EXERCISE GOAL: Work out how many lines have "tantalum" in them. Give only that number.

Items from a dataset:
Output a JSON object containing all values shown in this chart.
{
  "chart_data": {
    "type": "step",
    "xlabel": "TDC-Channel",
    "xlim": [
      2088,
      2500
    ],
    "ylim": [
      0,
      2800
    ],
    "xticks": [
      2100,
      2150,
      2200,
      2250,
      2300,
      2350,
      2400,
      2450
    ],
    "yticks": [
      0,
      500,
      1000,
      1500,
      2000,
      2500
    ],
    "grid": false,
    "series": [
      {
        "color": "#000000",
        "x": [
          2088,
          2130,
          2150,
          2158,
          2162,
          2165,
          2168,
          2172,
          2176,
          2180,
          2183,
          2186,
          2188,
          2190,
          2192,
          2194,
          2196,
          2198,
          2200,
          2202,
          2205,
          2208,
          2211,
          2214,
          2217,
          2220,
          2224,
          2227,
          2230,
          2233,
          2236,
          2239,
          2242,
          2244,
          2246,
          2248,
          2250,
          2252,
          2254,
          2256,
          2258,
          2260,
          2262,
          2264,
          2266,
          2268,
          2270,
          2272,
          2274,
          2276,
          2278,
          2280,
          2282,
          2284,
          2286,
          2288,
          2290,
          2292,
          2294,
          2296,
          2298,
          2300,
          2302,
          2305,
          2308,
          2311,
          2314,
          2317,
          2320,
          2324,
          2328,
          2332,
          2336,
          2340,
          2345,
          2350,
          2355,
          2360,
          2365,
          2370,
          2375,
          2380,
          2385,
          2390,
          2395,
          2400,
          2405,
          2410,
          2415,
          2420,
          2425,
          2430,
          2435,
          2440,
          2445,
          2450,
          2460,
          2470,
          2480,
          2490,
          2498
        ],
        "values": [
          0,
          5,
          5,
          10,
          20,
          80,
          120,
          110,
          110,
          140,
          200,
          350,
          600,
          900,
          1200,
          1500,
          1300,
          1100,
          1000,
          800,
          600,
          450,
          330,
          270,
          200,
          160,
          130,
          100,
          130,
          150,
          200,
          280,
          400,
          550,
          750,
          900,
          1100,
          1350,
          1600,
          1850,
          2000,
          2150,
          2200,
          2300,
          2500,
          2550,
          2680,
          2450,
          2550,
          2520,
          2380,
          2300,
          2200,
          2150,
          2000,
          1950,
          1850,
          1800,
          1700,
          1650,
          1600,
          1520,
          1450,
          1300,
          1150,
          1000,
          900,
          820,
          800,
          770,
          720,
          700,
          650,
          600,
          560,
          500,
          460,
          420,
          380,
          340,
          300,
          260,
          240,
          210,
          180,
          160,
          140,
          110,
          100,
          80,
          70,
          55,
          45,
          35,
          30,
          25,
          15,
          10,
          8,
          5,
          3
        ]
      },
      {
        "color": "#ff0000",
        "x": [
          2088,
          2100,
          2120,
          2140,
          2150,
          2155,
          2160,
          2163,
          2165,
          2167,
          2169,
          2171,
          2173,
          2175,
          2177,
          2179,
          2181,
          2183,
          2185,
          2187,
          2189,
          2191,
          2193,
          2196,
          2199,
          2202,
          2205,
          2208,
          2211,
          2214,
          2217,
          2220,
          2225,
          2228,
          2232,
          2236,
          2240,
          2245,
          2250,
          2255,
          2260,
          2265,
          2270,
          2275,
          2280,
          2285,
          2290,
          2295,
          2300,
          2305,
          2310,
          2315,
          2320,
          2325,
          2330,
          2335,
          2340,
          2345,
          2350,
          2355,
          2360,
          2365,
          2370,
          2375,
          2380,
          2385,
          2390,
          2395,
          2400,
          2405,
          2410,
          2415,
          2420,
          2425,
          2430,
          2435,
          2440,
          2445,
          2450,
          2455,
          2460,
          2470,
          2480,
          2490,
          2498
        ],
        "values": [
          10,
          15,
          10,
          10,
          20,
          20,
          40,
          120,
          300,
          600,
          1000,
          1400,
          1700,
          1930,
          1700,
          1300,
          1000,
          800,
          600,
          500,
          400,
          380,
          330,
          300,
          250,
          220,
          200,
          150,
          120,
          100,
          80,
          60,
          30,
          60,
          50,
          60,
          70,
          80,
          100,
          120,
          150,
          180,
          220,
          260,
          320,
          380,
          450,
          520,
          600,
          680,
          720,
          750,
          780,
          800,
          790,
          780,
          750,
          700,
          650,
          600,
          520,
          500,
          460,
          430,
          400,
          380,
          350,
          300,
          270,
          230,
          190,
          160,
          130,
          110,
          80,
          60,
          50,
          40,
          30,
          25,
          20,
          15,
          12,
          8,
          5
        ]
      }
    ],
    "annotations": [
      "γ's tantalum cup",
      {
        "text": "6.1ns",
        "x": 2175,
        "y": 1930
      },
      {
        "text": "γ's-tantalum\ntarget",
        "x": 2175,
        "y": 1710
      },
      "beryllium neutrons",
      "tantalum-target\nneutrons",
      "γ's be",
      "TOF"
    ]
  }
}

ANSWER BELOW: 3